■ **BRANO SCELTO**
┌──
Giovedì 16 Aprile 2009 – 16:06 – Rinascita - http://www.rinascita.info/

  
 

Il paganesimo di Jean Giono (foto) è stato ben identificato da Thierry Maulnier, che scriveva nel 1943, nella sua rubrica del quotidiano “Laction française”: “Il signor Giono è uno di quei rari artisti per i quali il grande Pan non è morto e non è ancora pronto a morire”. Punto di vista rafforzato da quello di Henry Miller: “Nell’opera di Giono chiunque possiede una dose sufficiente di vitalità e di sensibilità, riconosce subito ‘le chant du monde’. Secondo me questo canto, di cui egli ci dà con ogni nuovo libro delle variazioni senza fine, è molto più prezioso, più commovente, più poetico del Cantico delle creature”. (The books in my life, 1951). Non si saprebbe spiegare meglio quale abisso separi il mondo biblico dall’universo di Giono.
Questo universo è bagnato di sole, di profumo di timo e lavanda, di canti di cicale. Figlio della Provenza, la sua patria, con la quale ha un profondo legame carnale, Jean Giono è nato a Manosque il 30 marzo 1895. Suo padre, calzolaio, era anche un po’ guaritore. Jean ne erediterà senza dubbio il gusto di guarire gli animi, e si cimenterà in ciò nel Contadour. Si ricorderà per tutta la vita del saggio consiglio paterno: “Diffida della ragione”. Quanto al nonno, era un carbonaro, come Angelo dell’ “Hussard sur le toit” (L’Ussaro sul tetto)... Bella eredità.
La sua infanzia, che egli descrive in “Jean le bleu”, è il momento di una scoperta meravigliata del mondo. Lui che diventerà, grazie ai suoi testi, un incantatore, è prima incantato, vale a dire è sensibile, intuitivamente, sensualmente, all’incanto del mondo. Il canto del mondo lo porta prima di tutto in se stesso.
C’è qualche merito: avendo deciso a sedici anni di lavorare per aiutare i genitori, entra come “sbriga-faccende” al Banco Nazionale di Sconto di Manosque, ove doveva restare per diciotto anni. Per evadere da questo grigiore divora in continuazione e in modo disordinato: “Il libro della giungla”, Omero, Virgilio, Stendhal, Dostoevskij, Shakespeare, i poeti tragici greci in edizione molto popolare a 50 centesimi il volume. Questa copiosa iniziazione alla letteratura gli apre il cammino verso l’universo magico della scrittura.
Ma il destino ha preparato per lui, come per quelli della sua generazione, la prova più tragica tra tutte: a venti anni conosce, durante quattro interminabili anni, l’inferno dei campi di battaglia, da Eparges a Verdun (solo undici sono i superstiti della sua compagnia), da Chemin des Dames alla 
Somme. Egli esorcizzerà questo bagno di sangue dipingendo in “Le grand truopeau” il quadro più terribile, tra quelli che conosco, delle carneficine del 1914-1918.
└──
■ **Dati di annotazione dei riquadri**
┌──
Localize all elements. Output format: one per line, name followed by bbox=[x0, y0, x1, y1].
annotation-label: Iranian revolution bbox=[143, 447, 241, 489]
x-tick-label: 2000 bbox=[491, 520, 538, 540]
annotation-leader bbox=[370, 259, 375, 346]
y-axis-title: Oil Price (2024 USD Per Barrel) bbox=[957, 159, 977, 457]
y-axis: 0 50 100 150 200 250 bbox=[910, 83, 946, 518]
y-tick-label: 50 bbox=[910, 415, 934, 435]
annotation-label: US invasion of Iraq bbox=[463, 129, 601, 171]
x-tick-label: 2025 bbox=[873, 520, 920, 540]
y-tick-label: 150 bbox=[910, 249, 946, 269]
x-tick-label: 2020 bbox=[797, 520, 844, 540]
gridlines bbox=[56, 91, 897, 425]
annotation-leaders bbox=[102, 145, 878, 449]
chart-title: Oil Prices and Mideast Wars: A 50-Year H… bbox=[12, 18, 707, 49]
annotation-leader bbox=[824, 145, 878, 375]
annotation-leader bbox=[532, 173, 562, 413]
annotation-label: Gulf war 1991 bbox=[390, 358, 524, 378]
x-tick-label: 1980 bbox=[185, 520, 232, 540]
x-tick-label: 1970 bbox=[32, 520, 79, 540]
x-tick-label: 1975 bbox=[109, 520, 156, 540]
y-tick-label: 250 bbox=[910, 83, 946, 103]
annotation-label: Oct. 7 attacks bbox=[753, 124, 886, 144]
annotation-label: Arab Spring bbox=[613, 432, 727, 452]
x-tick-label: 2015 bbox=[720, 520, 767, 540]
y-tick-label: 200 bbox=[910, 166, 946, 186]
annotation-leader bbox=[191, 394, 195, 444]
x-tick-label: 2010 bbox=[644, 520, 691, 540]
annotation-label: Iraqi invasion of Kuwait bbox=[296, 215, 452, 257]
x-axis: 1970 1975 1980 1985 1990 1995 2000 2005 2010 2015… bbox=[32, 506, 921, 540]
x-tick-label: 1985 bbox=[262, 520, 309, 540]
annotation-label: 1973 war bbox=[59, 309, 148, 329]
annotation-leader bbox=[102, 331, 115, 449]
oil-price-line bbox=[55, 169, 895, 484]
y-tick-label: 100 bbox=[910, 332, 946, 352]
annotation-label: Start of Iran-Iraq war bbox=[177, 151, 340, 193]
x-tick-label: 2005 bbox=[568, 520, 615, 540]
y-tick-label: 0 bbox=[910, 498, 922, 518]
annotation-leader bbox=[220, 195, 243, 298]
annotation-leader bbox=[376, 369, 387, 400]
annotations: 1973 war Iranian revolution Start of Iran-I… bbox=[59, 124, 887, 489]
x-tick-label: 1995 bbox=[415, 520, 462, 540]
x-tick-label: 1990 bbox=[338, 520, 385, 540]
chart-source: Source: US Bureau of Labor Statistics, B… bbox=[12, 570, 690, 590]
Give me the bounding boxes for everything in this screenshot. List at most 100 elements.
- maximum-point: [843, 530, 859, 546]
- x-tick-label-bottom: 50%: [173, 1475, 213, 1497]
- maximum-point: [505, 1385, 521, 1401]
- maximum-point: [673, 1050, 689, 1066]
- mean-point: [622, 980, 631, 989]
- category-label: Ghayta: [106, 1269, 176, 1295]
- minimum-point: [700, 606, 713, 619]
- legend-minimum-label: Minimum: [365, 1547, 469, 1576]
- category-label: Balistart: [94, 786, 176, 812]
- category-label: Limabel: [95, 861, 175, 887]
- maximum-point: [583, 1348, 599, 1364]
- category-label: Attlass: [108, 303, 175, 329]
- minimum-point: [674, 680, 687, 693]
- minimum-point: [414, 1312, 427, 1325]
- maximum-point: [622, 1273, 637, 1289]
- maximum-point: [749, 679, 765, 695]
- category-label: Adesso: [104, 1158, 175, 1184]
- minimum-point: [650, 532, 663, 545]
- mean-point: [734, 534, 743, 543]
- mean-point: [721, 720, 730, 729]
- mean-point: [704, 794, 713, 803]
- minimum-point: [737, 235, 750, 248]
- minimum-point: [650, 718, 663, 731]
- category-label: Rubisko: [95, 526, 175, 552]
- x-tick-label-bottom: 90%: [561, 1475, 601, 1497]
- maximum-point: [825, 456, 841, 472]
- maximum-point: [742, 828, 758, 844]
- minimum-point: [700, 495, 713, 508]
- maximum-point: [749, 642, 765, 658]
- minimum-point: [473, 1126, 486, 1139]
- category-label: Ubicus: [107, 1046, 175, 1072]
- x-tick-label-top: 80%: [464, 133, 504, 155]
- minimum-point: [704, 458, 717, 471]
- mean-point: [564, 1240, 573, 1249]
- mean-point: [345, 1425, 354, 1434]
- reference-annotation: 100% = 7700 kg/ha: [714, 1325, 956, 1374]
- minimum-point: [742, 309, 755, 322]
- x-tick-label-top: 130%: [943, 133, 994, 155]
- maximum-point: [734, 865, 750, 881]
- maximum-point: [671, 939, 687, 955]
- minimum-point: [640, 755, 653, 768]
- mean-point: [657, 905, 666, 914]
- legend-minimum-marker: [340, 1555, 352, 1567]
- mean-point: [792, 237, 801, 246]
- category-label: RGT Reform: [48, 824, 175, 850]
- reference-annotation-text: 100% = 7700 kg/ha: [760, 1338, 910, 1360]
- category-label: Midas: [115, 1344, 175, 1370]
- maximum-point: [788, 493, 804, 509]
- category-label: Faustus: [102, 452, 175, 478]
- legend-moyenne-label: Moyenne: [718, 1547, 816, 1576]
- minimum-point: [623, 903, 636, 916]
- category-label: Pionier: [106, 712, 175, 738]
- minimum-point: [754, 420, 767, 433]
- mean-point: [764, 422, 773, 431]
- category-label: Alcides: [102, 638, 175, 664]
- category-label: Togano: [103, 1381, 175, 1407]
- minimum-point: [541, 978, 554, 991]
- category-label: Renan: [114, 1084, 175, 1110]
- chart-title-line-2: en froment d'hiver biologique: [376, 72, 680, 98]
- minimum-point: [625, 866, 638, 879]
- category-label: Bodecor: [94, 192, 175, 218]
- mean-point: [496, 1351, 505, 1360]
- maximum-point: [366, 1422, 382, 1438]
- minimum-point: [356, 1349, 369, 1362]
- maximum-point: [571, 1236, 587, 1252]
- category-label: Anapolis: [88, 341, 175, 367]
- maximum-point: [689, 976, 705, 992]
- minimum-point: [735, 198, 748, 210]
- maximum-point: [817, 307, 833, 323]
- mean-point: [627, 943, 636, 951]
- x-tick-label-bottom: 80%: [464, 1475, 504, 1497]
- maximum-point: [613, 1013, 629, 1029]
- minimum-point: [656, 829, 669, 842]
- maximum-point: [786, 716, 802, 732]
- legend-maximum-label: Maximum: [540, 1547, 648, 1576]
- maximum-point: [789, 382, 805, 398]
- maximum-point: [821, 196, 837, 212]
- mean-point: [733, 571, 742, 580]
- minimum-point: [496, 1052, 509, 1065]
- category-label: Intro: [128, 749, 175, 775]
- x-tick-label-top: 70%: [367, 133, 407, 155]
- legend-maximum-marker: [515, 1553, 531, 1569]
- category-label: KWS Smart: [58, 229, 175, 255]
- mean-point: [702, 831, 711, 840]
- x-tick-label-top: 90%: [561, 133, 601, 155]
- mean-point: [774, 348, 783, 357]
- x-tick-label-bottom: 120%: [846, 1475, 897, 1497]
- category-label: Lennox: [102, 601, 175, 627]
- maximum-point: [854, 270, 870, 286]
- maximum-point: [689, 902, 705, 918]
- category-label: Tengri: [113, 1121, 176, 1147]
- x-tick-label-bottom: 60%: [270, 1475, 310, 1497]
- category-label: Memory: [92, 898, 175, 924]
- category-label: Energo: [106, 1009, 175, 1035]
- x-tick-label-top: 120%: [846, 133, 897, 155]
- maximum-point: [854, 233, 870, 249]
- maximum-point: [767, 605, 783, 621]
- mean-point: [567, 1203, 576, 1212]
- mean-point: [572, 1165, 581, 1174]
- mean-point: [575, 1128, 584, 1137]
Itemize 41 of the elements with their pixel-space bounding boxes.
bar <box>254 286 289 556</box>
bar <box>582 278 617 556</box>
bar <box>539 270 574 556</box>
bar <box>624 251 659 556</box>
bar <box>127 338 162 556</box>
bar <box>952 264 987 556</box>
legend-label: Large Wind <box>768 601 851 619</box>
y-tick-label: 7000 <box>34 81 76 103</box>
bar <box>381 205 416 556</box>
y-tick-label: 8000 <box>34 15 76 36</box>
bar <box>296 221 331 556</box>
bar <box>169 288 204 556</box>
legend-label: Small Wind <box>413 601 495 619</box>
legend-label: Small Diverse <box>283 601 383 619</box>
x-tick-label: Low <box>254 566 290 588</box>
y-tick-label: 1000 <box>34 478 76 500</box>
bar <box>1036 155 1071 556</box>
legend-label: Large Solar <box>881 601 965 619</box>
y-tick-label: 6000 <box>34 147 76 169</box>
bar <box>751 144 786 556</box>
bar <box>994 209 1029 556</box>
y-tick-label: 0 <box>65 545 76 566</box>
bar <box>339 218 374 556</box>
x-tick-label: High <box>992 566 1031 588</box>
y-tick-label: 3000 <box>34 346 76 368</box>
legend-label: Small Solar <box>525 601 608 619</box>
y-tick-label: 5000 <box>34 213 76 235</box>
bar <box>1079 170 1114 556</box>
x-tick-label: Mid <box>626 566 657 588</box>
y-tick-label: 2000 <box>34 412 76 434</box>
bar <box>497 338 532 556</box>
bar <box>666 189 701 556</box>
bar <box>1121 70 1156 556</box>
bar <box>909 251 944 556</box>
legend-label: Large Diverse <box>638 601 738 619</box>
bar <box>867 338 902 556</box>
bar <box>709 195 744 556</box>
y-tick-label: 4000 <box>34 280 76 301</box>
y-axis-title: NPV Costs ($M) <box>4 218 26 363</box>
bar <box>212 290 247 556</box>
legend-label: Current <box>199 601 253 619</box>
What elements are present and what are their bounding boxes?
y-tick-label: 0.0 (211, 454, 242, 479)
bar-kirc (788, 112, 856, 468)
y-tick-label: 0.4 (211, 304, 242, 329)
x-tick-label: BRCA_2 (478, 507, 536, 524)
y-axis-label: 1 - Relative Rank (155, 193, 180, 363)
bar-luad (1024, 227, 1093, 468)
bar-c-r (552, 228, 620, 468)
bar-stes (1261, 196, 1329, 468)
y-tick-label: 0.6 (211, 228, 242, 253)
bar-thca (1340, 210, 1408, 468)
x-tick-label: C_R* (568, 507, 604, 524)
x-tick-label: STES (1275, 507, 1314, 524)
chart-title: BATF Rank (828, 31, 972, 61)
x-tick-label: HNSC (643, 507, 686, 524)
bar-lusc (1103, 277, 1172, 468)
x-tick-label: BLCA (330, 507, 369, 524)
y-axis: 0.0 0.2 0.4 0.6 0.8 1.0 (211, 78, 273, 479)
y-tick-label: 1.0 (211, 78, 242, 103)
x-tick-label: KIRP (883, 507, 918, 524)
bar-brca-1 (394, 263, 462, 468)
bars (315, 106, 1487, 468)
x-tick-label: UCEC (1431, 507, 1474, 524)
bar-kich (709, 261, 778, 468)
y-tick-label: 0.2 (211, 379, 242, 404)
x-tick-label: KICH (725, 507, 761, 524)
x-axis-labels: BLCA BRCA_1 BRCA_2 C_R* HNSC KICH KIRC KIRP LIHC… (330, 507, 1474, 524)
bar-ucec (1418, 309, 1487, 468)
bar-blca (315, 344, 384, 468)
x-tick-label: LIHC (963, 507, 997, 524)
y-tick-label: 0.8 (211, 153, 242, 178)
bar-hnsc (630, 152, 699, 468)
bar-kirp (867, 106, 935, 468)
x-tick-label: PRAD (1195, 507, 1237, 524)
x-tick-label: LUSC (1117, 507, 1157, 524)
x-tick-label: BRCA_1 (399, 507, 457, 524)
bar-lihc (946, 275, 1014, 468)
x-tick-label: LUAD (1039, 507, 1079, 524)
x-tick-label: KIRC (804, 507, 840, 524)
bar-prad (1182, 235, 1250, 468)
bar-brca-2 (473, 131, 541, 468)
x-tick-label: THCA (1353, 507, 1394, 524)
└──
■ **COSA FARE**
- A) Elenca tutti i luoghi di battaglia citati nel brano su Jean Giono a proposito dei quattro anni di guerra.
- B) Trascrivi la parte del brano su Jean Giono che comincia con le parole "Questo universo è" e termina dopo "in se stesso.".
- C) Per favore, riprendi il brano su Jean Giono dopo la sua ultima frase e proseguilo.

■ **RISULTATI PER COMPITO**
- A) Eparges, Verdun, Chemin des Dames, Somme

- B)
Questo universo è bagnato di sole, di profumo di timo e lavanda, di canti di cicale. Figlio della Provenza, la sua patria, con la quale ha un profondo legame carnale, Jean Giono è nato a Manosque il 30 marzo 1895. Suo padre, calzolaio, era anche un po’ guaritore. Jean ne erediterà senza dubbio il gusto di guarire gli animi, e si cimenterà in ciò nel Contadour. Si ricorderà per tutta la vita del saggio consiglio paterno: “Diffida della ragione”. Quanto al nonno, era un carbonaro, come Angelo dell’ “Hussard sur le toit” (L’Ussaro sul tetto)... Bella eredità.
La sua infanzia, che egli descrive in “Jean le bleu”, è il momento di una scoperta meravigliata del mondo. Lui che diventerà, grazie ai suoi testi, un incantatore, è prima incantato, vale a dire è sensibile, intuitivamente, sensualmente, all’incanto del mondo. Il canto del mondo lo porta prima di tutto in se stesso.

- C)
Dal suo matrimonio nel 1920 nasceranno Aline nel 1926 e Sylvie nel 1934. Saranno loro le custodi benevole ma tenaci del rifugio dello scrittore, che è la sua casa, poi, più tardi, della sua memoria. Ritrovando, dopo l’incubo, la sua Provenza, Giono si purifica camminando zaino in spalla sui sentieri degli altipiani spazzati dal vento e si siede, al crepuscolo, davanti al fuoco dei pastori, con i quali parla molto e dei quali saprà raccontare con fervore l’antica e semplice saggezza.
Nel 1924 inizia, a dire il vero modestamente, la sua carriera letteraria: il suo amico Lucine Jacques pubblica a proprie spese dei poemi in prosa intitolati “Accompagnés de la flute”, stampati in 300 esemplari dei quali solo 30 furono venduti. Tuttavia qui si ritrova tutto Giono: “Il silenzio a denti 
stretti cammina, a piedi nudi, lungo i sentieri”.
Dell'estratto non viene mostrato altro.